__Set problem__. Locate the string "price" in the listing below. Copy every line where it is found.

__Data supplied__.
----

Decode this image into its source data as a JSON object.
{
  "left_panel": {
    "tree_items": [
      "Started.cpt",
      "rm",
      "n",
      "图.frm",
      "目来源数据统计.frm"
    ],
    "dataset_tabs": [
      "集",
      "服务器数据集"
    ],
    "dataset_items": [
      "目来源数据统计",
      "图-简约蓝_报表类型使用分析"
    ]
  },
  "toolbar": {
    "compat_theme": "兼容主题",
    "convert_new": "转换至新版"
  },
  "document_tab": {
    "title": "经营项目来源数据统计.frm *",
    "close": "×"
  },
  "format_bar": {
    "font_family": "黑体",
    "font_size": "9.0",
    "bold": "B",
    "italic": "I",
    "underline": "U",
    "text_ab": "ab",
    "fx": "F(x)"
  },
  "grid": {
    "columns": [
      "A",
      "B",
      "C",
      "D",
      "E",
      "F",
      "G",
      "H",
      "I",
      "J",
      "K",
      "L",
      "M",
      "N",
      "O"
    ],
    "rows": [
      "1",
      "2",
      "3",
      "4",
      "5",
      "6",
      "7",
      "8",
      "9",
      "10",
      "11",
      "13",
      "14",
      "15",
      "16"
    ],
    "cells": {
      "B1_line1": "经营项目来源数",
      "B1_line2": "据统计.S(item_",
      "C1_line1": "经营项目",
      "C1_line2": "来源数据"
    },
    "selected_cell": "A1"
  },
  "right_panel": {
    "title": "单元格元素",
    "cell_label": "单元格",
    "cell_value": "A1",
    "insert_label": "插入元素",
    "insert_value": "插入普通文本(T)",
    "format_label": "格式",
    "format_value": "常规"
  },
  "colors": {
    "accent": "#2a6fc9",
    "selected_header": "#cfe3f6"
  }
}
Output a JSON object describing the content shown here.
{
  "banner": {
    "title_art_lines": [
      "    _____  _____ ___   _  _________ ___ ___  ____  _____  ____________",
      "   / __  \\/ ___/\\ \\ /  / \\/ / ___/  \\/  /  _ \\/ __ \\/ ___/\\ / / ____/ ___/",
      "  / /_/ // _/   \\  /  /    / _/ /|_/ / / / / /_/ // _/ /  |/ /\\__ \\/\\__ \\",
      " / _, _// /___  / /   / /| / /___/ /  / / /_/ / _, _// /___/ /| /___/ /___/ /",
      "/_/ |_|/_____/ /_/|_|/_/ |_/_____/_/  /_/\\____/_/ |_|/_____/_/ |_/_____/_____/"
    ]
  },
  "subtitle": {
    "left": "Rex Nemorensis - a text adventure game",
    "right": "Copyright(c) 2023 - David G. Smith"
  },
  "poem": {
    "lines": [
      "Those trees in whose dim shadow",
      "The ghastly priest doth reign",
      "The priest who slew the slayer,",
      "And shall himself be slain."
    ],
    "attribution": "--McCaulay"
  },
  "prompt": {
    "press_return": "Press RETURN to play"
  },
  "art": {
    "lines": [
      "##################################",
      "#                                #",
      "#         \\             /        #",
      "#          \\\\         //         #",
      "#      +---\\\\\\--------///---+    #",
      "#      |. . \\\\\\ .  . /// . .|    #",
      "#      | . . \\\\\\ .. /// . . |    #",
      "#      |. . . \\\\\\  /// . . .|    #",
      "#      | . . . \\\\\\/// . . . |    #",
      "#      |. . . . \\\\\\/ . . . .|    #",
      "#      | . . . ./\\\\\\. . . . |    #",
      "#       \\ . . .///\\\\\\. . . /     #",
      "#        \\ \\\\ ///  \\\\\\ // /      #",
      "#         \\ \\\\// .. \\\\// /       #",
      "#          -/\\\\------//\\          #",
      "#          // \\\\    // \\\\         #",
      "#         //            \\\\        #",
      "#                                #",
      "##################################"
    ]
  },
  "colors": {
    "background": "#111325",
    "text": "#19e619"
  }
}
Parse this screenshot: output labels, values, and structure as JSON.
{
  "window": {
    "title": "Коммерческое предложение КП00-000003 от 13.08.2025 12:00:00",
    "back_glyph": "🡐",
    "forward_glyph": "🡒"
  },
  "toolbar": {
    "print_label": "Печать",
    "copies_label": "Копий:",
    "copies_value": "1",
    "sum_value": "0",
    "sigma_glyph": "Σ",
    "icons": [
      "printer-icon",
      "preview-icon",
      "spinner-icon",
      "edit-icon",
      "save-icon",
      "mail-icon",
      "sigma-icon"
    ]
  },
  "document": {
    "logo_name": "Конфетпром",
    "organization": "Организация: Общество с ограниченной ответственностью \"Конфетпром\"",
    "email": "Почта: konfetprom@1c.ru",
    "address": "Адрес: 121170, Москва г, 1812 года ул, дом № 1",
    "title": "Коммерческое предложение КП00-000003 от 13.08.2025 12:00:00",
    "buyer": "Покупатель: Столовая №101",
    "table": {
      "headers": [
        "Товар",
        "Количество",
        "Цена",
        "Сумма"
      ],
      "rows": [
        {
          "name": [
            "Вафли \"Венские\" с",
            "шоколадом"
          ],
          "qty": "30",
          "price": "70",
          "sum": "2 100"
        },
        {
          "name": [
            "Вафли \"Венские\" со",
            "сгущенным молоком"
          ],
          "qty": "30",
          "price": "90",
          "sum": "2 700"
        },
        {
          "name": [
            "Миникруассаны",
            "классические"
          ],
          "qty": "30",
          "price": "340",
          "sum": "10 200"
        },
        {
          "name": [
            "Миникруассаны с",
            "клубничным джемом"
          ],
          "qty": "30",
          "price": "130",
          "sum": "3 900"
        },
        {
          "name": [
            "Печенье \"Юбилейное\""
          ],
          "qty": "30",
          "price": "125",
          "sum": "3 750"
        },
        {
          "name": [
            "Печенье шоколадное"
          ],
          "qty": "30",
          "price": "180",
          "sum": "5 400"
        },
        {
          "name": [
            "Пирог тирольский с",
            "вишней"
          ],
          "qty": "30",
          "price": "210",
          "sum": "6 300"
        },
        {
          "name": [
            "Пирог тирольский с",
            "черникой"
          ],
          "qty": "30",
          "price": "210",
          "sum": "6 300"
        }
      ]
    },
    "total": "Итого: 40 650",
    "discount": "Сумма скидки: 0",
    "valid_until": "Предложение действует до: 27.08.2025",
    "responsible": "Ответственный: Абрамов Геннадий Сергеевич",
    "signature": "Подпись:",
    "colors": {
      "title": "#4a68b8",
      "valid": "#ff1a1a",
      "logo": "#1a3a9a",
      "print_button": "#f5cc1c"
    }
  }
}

----

__Answer to the problem__.
          "price": "70",
          "price": "90",
          "price": "340",
          "price": "130",
          "price": "125",
          "price": "180",
          "price": "210",
          "price": "210",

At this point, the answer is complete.